Extracted data entries:
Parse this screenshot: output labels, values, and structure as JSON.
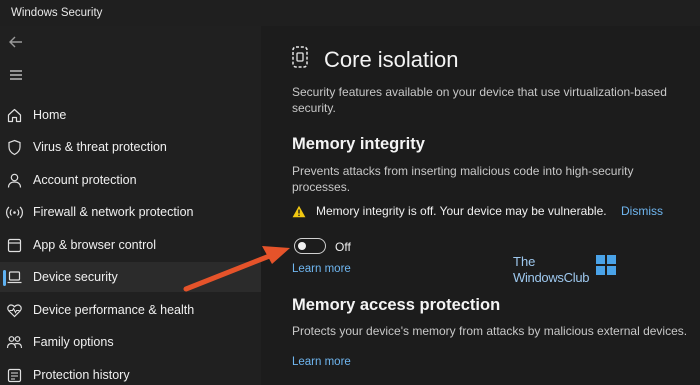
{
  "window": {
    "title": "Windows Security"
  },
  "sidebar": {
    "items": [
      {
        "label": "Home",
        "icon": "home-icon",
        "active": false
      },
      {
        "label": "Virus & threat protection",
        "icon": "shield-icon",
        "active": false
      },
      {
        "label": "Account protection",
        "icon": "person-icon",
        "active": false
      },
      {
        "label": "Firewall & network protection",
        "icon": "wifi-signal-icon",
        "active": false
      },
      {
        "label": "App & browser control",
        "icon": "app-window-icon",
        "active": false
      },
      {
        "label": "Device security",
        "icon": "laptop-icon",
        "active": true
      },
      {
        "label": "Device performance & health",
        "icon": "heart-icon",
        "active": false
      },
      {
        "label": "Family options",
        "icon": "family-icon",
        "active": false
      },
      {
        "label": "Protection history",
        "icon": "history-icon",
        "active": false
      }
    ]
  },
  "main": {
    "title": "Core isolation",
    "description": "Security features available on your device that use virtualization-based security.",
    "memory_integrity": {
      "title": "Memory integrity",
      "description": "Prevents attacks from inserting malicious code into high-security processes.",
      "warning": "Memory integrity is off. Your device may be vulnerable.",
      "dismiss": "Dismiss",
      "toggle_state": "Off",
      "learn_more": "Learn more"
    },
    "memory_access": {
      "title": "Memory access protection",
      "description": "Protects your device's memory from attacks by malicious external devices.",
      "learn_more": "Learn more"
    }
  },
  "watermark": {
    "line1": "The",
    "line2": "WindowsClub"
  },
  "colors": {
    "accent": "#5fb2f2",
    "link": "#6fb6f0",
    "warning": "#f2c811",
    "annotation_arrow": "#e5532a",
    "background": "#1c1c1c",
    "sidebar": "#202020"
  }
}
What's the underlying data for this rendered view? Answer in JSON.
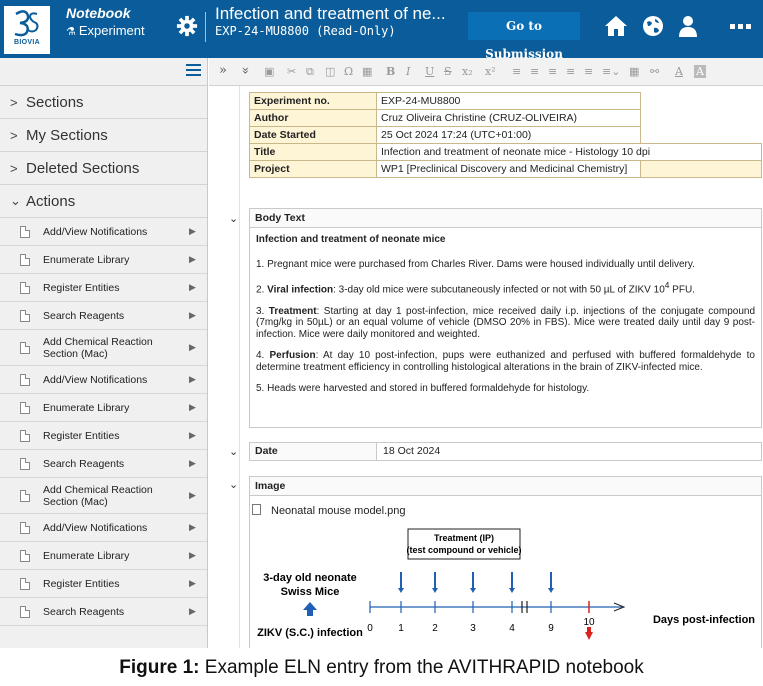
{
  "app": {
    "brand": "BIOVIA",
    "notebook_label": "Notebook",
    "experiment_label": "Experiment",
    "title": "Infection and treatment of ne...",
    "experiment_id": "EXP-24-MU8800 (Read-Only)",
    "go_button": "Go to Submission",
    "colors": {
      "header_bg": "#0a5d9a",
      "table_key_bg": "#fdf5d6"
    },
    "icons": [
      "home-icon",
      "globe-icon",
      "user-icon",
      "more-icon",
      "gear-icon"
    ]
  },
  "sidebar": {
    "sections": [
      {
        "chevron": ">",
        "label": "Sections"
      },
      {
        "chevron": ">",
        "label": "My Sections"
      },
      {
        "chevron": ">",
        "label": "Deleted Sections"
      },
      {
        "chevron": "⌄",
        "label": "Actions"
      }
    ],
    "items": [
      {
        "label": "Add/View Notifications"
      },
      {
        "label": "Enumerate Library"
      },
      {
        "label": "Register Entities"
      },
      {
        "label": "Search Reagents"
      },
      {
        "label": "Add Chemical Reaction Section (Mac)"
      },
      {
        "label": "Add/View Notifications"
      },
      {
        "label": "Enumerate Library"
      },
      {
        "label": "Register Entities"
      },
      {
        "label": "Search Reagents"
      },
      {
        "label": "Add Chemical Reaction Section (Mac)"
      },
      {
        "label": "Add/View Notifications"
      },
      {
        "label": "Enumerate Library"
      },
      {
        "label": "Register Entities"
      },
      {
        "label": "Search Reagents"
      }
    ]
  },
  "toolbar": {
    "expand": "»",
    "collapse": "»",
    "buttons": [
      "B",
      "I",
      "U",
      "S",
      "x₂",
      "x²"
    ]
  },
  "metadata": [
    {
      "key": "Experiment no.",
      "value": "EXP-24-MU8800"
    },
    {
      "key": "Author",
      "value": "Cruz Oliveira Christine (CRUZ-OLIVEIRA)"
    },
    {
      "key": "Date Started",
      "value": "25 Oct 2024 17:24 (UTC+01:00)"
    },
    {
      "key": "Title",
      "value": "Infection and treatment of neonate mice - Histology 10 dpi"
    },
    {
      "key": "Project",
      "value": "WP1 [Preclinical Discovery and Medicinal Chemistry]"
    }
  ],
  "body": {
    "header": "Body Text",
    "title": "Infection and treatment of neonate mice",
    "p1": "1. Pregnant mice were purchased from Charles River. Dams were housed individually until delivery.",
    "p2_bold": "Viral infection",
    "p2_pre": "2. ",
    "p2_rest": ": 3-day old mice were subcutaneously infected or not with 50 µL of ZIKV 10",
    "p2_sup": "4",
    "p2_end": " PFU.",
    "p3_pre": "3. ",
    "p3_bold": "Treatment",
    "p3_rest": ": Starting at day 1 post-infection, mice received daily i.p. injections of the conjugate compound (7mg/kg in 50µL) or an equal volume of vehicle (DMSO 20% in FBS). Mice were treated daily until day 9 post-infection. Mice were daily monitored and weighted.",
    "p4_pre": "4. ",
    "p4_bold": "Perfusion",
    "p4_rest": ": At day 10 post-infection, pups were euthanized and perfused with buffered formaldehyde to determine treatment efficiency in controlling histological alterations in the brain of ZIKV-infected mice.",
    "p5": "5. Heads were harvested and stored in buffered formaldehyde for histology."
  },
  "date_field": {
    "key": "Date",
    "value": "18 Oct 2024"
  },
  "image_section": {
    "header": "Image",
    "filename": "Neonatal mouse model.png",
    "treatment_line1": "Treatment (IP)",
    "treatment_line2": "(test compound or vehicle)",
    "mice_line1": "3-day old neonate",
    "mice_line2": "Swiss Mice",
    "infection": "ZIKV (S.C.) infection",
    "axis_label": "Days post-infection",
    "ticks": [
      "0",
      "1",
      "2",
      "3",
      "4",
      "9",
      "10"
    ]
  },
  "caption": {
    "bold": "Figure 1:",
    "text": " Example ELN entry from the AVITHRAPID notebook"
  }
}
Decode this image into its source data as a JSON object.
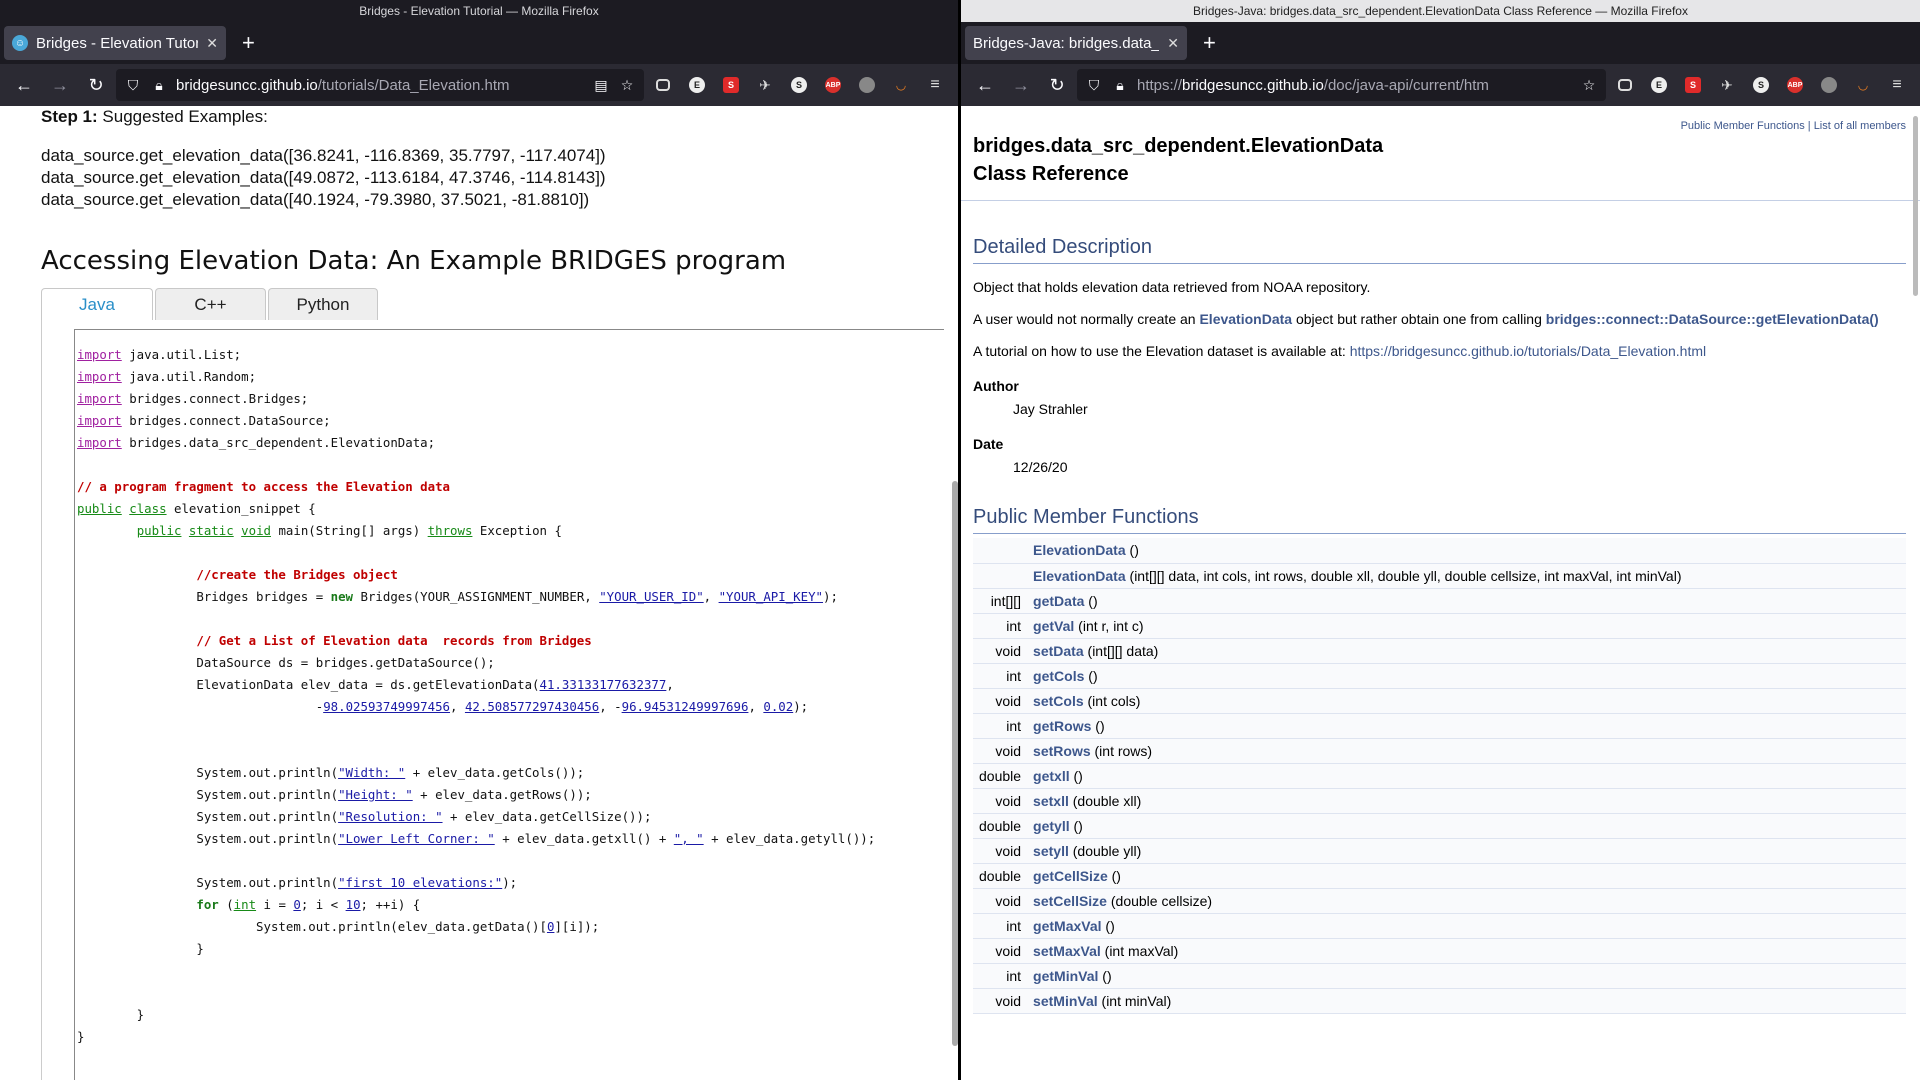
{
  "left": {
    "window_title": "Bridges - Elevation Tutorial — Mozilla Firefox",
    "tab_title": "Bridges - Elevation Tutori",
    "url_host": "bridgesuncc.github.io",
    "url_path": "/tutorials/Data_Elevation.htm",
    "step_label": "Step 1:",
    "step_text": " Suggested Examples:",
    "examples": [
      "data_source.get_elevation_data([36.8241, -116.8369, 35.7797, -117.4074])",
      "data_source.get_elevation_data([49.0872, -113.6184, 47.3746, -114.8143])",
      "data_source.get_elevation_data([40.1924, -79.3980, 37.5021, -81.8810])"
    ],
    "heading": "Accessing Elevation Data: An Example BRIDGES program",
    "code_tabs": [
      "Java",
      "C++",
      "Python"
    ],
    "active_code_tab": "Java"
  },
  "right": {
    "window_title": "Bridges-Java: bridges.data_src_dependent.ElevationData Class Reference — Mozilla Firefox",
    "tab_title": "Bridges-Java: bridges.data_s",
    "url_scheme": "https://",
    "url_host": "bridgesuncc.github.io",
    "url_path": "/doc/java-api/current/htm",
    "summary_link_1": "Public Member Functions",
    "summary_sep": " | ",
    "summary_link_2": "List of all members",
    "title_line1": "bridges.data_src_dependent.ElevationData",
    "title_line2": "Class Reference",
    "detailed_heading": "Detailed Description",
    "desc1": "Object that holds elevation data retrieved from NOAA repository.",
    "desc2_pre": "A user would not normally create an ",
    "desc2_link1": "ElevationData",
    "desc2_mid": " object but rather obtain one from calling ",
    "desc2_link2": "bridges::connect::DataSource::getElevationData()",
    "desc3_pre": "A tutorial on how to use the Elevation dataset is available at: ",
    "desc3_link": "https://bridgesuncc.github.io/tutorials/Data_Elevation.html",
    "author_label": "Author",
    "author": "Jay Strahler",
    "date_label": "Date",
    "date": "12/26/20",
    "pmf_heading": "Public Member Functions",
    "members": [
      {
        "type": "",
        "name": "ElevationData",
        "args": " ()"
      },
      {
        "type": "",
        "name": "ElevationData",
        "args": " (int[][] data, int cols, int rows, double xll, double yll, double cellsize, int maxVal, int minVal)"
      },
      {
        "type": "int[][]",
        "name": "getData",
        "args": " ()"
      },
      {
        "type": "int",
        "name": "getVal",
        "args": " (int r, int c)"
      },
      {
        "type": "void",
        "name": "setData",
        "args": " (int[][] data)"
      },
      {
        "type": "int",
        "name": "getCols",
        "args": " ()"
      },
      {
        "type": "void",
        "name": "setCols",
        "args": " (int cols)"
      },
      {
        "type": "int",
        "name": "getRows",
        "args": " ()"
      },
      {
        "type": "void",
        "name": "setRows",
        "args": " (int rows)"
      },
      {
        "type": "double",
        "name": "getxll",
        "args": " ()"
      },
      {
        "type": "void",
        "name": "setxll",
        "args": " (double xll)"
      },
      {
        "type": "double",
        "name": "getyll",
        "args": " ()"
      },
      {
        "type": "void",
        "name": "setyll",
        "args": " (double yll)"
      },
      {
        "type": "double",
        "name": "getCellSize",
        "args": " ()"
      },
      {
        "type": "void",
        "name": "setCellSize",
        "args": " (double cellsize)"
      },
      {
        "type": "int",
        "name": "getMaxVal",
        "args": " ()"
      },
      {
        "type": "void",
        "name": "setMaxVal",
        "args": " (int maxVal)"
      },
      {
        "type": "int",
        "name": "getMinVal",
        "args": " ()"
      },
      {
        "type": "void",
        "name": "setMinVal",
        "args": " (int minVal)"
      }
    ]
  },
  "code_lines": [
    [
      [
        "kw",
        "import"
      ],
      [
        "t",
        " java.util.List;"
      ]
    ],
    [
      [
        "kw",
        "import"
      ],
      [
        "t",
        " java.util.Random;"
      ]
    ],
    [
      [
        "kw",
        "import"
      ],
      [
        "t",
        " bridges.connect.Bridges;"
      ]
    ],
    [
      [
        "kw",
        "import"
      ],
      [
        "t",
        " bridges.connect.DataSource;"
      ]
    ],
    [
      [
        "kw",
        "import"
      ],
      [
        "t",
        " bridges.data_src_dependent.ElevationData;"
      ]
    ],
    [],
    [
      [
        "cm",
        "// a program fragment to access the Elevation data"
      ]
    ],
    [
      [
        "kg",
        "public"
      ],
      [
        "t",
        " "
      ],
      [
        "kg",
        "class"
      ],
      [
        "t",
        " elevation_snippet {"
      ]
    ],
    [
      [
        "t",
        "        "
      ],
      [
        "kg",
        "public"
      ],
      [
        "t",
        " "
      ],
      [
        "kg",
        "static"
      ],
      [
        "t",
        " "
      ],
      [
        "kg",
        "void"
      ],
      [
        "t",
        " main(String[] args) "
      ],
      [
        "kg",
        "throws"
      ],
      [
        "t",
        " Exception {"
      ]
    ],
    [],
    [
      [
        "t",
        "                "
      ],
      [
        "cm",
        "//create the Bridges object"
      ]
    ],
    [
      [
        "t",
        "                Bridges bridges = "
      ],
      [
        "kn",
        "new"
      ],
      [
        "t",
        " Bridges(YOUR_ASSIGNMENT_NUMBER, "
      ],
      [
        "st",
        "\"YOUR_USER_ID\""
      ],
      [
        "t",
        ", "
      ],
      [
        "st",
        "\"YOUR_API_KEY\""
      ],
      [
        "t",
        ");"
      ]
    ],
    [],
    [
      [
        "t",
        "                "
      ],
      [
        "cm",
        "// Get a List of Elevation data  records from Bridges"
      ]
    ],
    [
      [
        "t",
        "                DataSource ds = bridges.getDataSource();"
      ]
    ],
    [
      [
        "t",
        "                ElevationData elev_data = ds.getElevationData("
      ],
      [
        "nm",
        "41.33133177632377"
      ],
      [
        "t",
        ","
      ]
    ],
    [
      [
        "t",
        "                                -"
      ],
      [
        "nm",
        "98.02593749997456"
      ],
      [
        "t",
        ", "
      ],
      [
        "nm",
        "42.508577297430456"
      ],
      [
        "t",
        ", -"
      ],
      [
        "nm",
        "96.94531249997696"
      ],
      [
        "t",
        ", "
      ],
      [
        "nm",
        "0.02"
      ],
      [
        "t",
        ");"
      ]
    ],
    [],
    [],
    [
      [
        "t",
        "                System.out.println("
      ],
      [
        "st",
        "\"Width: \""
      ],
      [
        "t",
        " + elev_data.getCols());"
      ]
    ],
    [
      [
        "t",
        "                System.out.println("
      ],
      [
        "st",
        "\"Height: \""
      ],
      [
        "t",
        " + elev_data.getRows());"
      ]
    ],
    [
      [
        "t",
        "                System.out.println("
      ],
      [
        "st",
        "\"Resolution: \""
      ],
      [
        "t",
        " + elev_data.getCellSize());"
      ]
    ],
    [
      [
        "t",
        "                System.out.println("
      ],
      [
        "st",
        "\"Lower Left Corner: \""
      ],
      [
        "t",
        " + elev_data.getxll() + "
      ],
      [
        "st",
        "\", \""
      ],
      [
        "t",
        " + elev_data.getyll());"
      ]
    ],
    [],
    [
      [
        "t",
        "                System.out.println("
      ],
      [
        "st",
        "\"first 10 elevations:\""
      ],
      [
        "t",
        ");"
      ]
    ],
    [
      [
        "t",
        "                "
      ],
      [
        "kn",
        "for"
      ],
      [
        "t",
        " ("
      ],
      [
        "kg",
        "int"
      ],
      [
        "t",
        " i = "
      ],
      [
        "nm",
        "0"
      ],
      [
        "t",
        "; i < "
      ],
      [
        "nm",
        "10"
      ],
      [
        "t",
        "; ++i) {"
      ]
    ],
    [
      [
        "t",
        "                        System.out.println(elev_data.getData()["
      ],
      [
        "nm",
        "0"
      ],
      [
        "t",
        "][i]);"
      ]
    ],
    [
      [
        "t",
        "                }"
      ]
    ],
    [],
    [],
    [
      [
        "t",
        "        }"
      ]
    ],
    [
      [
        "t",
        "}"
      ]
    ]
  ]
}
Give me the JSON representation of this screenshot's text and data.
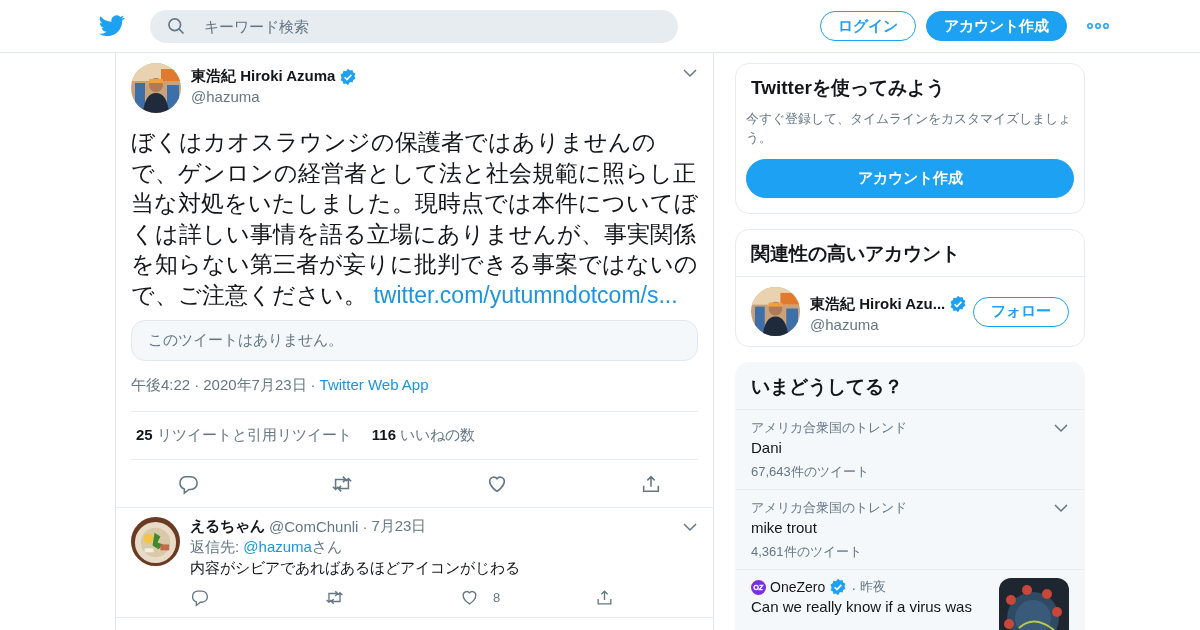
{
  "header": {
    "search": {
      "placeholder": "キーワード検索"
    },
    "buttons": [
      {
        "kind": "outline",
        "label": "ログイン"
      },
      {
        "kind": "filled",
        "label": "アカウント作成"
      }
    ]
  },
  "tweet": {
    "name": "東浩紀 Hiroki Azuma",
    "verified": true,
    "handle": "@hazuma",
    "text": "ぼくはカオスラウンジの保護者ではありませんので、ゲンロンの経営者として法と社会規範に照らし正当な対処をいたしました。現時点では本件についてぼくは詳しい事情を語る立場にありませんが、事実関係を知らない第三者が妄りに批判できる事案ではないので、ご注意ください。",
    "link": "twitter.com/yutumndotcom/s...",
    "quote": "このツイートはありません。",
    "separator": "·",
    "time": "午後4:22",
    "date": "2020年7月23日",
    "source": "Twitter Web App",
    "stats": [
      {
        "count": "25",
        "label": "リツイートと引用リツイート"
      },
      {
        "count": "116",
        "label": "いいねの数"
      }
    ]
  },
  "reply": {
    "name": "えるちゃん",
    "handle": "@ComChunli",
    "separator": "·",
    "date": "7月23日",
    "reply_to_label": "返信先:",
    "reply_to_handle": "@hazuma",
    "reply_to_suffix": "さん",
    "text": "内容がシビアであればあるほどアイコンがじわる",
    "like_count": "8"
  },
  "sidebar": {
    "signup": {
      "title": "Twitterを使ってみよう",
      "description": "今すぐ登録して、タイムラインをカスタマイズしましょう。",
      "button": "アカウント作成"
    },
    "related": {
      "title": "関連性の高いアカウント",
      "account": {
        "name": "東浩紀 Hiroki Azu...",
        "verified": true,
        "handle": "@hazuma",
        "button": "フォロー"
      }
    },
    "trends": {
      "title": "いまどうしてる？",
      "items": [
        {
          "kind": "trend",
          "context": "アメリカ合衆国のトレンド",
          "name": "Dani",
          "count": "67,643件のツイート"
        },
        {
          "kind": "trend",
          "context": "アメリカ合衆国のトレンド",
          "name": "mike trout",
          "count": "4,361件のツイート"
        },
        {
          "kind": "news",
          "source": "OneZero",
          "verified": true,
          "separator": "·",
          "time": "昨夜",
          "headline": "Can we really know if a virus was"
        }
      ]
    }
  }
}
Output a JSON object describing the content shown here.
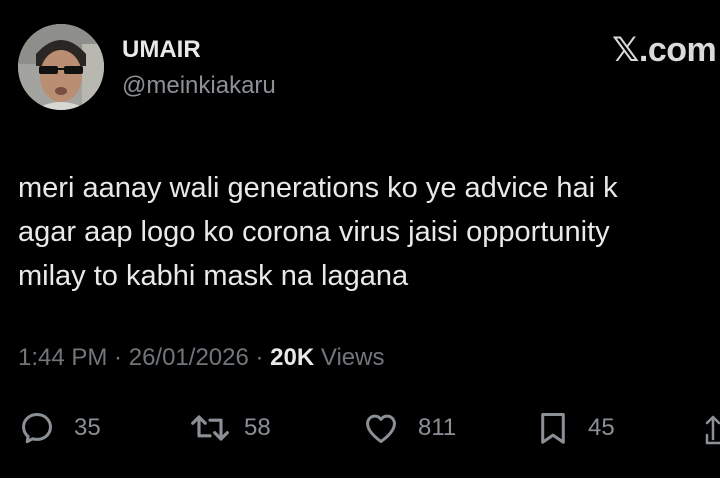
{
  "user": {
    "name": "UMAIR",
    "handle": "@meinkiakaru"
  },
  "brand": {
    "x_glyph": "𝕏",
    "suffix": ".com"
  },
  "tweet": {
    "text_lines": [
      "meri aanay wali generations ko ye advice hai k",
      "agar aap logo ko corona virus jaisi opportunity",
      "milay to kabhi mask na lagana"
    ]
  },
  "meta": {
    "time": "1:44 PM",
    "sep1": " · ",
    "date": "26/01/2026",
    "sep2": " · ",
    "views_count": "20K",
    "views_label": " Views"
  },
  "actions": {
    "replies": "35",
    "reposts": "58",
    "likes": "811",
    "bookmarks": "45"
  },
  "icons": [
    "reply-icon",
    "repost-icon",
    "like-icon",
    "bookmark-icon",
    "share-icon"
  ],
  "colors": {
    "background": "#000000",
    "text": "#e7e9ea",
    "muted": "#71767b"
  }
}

PROBLEM REQUIREMENTS
Look through the entries above, and wherever a line holds the word "members", copy it.

SOLUTION TO THE EXERCISE
    "summary_link_2": "List of all members",
    "members": [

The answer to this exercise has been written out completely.